BEGIN Records for this exercise

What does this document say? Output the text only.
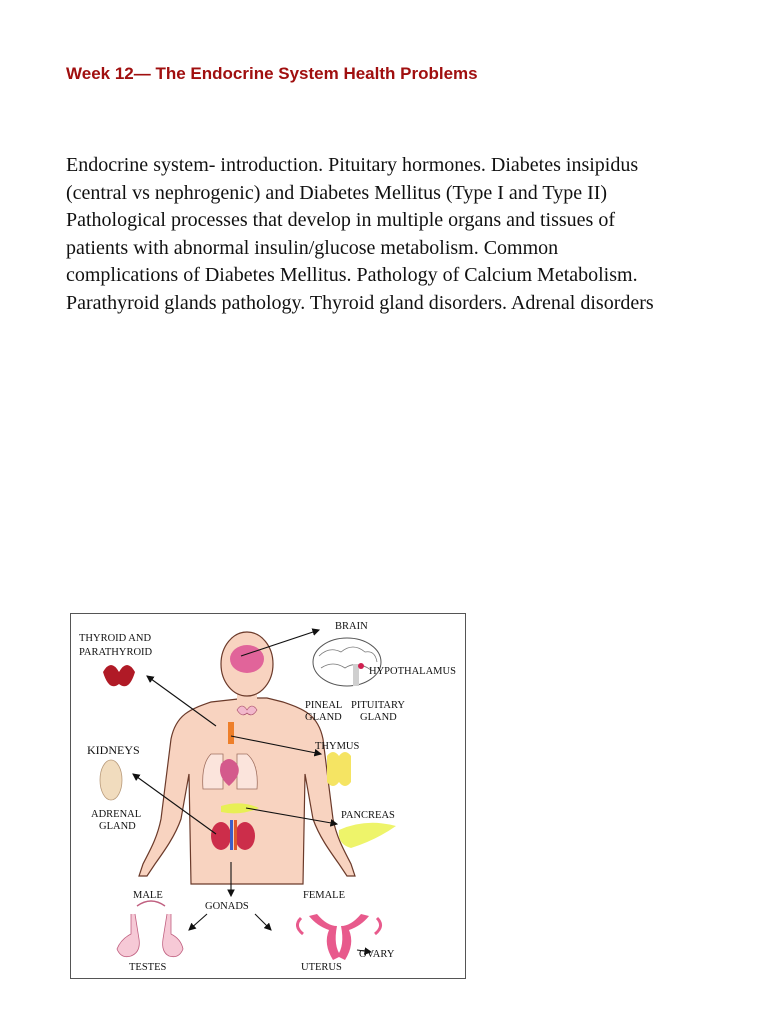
Week 12— The Endocrine System Health Problems

Endocrine system- introduction. Pituitary hormones. Diabetes insipidus
(central vs nephrogenic) and Diabetes Mellitus (Type I and Type II)
Pathological processes that develop in multiple organs and tissues of
patients with abnormal insulin/glucose metabolism. Common
complications of Diabetes Mellitus. Pathology of Calcium Metabolism.
Parathyroid glands pathology. Thyroid gland disorders. Adrenal disorders

THYROID AND
PARATHYROID
BRAIN
HYPOTHALAMUS
PINEAL
GLAND
PITUITARY
GLAND
KIDNEYS	THYMUS
ADRENAL
GLAND
PANCREAS
MALE	FEMALE
GONADS
TESTES	UTERUS
OVARY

END Records for this exercise

_Exercise goal_:
Transcribe each record exactly as it appears, but omit every picture.

_Answer box_:
What does this document say? Output the text only.
Week 12— The Endocrine System Health Problems

Endocrine system- introduction. Pituitary hormones. Diabetes insipidus
(central vs nephrogenic) and Diabetes Mellitus (Type I and Type II)
Pathological processes that develop in multiple organs and tissues of
patients with abnormal insulin/glucose metabolism. Common
complications of Diabetes Mellitus. Pathology of Calcium Metabolism.
Parathyroid glands pathology. Thyroid gland disorders. Adrenal disorders

THYROID AND
PARATHYROID
BRAIN
HYPOTHALAMUS
PINEAL
GLAND
PITUITARY
GLAND
KIDNEYS	THYMUS
ADRENAL
GLAND
PANCREAS
MALE	FEMALE
GONADS
TESTES	UTERUS
OVARY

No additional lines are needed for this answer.